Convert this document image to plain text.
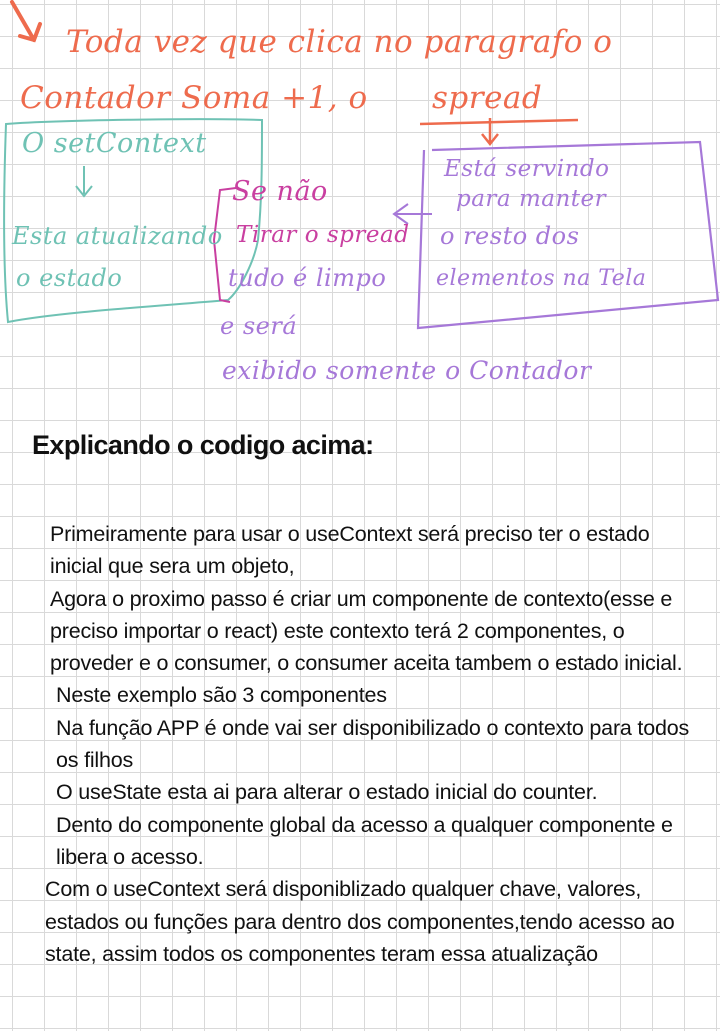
Toda vez que clica no paragrafo o
Contador Soma +1, o spread
O setContext
Esta atualizando
o estado
Se não
Tirar o spread
tudo é limpo
e será
exibido somente o Contador
Está servindo
para manter
o resto dos
elementos na Tela
Explicando o codigo acima:

Primeiramente para usar o useContext será preciso ter o estado inicial que sera um objeto,

Agora o proximo passo é criar um componente de contexto(esse e preciso importar o react) este contexto terá 2 componentes, o proveder e o consumer, o consumer aceita tambem o estado inicial.

Neste exemplo são 3 componentes

Na função APP é onde vai ser disponibilizado o contexto para todos os filhos

O useState esta ai para alterar o estado inicial do counter.

Dento do componente global da acesso a qualquer componente e libera o acesso.

Com o useContext será disponiblizado qualquer chave, valores, estados ou funções para dentro dos componentes,tendo acesso ao state, assim todos os componentes teram essa atualização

### TASK TO CARRY OUT:
Omit the images and transcribe all of the records above word for word.

### THE REPLY:
Convert this document image to plain text.
Toda vez que clica no paragrafo o
Contador Soma +1, o spread
O setContext
Esta atualizando
o estado
Se não
Tirar o spread
tudo é limpo
e será
exibido somente o Contador
Está servindo
para manter
o resto dos
elementos na Tela
Explicando o codigo acima:

Primeiramente para usar o useContext será preciso ter o estado inicial que sera um objeto,

Agora o proximo passo é criar um componente de contexto(esse e preciso importar o react) este contexto terá 2 componentes, o proveder e o consumer, o consumer aceita tambem o estado inicial.

Neste exemplo são 3 componentes

Na função APP é onde vai ser disponibilizado o contexto para todos os filhos

O useState esta ai para alterar o estado inicial do counter.

Dento do componente global da acesso a qualquer componente e libera o acesso.

Com o useContext será disponiblizado qualquer chave, valores, estados ou funções para dentro dos componentes,tendo acesso ao state, assim todos os componentes teram essa atualização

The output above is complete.